REQUIRED TASK: Copy the records below exactly as they are written.

ITEMS:
______

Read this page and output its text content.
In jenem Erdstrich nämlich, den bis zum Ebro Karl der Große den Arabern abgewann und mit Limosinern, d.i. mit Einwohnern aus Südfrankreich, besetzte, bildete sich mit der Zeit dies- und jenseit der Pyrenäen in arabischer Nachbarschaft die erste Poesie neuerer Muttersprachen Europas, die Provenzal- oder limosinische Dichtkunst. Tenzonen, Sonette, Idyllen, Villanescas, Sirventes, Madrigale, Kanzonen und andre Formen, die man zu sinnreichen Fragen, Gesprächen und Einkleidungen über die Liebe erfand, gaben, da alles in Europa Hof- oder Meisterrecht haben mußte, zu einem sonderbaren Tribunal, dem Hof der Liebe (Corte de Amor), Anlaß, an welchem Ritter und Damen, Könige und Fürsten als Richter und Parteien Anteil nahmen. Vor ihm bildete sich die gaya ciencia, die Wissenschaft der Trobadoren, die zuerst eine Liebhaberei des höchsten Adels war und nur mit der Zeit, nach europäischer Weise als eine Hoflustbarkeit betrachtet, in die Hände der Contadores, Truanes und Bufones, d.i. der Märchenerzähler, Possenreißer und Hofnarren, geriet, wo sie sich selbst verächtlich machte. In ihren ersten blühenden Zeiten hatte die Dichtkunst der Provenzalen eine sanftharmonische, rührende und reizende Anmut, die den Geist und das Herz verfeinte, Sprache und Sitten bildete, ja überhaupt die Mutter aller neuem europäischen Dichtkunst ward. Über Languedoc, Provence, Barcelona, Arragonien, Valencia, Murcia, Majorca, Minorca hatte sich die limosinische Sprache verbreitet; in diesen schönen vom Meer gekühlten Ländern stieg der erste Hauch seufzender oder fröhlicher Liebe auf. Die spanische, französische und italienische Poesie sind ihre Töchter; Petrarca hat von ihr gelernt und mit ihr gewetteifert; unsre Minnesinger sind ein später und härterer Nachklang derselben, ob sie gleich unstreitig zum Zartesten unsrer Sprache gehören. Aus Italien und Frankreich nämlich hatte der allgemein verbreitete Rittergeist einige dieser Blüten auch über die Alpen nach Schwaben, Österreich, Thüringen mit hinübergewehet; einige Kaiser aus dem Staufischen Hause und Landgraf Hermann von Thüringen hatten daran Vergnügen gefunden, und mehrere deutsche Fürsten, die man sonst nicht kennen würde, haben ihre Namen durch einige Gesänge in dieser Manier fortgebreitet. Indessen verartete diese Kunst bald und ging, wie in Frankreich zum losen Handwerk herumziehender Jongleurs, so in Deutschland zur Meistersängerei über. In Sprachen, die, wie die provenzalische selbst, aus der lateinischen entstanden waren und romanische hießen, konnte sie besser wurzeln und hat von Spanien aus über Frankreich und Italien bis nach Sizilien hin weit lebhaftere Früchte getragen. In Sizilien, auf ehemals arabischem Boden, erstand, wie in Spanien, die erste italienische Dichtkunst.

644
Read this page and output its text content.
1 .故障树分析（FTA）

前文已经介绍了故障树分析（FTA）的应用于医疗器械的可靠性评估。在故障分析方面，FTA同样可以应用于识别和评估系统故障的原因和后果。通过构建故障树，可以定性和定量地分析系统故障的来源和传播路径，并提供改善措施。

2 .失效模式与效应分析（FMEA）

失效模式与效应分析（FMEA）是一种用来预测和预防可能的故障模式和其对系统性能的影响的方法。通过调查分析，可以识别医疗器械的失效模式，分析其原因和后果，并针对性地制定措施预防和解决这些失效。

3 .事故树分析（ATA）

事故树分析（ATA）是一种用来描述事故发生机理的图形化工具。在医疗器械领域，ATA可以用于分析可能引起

______

FULL ANSWER:
Read this page and output its text content.
In jenem Erdstrich nämlich, den bis zum Ebro Karl der Große den Arabern abgewann und mit Limosinern, d.i. mit Einwohnern aus Südfrankreich, besetzte, bildete sich mit der Zeit dies- und jenseit der Pyrenäen in arabischer Nachbarschaft die erste Poesie neuerer Muttersprachen Europas, die Provenzal- oder limosinische Dichtkunst. Tenzonen, Sonette, Idyllen, Villanescas, Sirventes, Madrigale, Kanzonen und andre Formen, die man zu sinnreichen Fragen, Gesprächen und Einkleidungen über die Liebe erfand, gaben, da alles in Europa Hof- oder Meisterrecht haben mußte, zu einem sonderbaren Tribunal, dem Hof der Liebe (Corte de Amor), Anlaß, an welchem Ritter und Damen, Könige und Fürsten als Richter und Parteien Anteil nahmen. Vor ihm bildete sich die gaya ciencia, die Wissenschaft der Trobadoren, die zuerst eine Liebhaberei des höchsten Adels war und nur mit der Zeit, nach europäischer Weise als eine Hoflustbarkeit betrachtet, in die Hände der Contadores, Truanes und Bufones, d.i. der Märchenerzähler, Possenreißer und Hofnarren, geriet, wo sie sich selbst verächtlich machte. In ihren ersten blühenden Zeiten hatte die Dichtkunst der Provenzalen eine sanftharmonische, rührende und reizende Anmut, die den Geist und das Herz verfeinte, Sprache und Sitten bildete, ja überhaupt die Mutter aller neuem europäischen Dichtkunst ward. Über Languedoc, Provence, Barcelona, Arragonien, Valencia, Murcia, Majorca, Minorca hatte sich die limosinische Sprache verbreitet; in diesen schönen vom Meer gekühlten Ländern stieg der erste Hauch seufzender oder fröhlicher Liebe auf. Die spanische, französische und italienische Poesie sind ihre Töchter; Petrarca hat von ihr gelernt und mit ihr gewetteifert; unsre Minnesinger sind ein später und härterer Nachklang derselben, ob sie gleich unstreitig zum Zartesten unsrer Sprache gehören. Aus Italien und Frankreich nämlich hatte der allgemein verbreitete Rittergeist einige dieser Blüten auch über die Alpen nach Schwaben, Österreich, Thüringen mit hinübergewehet; einige Kaiser aus dem Staufischen Hause und Landgraf Hermann von Thüringen hatten daran Vergnügen gefunden, und mehrere deutsche Fürsten, die man sonst nicht kennen würde, haben ihre Namen durch einige Gesänge in dieser Manier fortgebreitet. Indessen verartete diese Kunst bald und ging, wie in Frankreich zum losen Handwerk herumziehender Jongleurs, so in Deutschland zur Meistersängerei über. In Sprachen, die, wie die provenzalische selbst, aus der lateinischen entstanden waren und romanische hießen, konnte sie besser wurzeln und hat von Spanien aus über Frankreich und Italien bis nach Sizilien hin weit lebhaftere Früchte getragen. In Sizilien, auf ehemals arabischem Boden, erstand, wie in Spanien, die erste italienische Dichtkunst.

644
Read this page and output its text content.
1 .故障树分析（FTA）

前文已经介绍了故障树分析（FTA）的应用于医疗器械的可靠性评估。在故障分析方面，FTA同样可以应用于识别和评估系统故障的原因和后果。通过构建故障树，可以定性和定量地分析系统故障的来源和传播路径，并提供改善措施。

2 .失效模式与效应分析（FMEA）

失效模式与效应分析（FMEA）是一种用来预测和预防可能的故障模式和其对系统性能的影响的方法。通过调查分析，可以识别医疗器械的失效模式，分析其原因和后果，并针对性地制定措施预防和解决这些失效。

3 .事故树分析（ATA）

事故树分析（ATA）是一种用来描述事故发生机理的图形化工具。在医疗器械领域，ATA可以用于分析可能引起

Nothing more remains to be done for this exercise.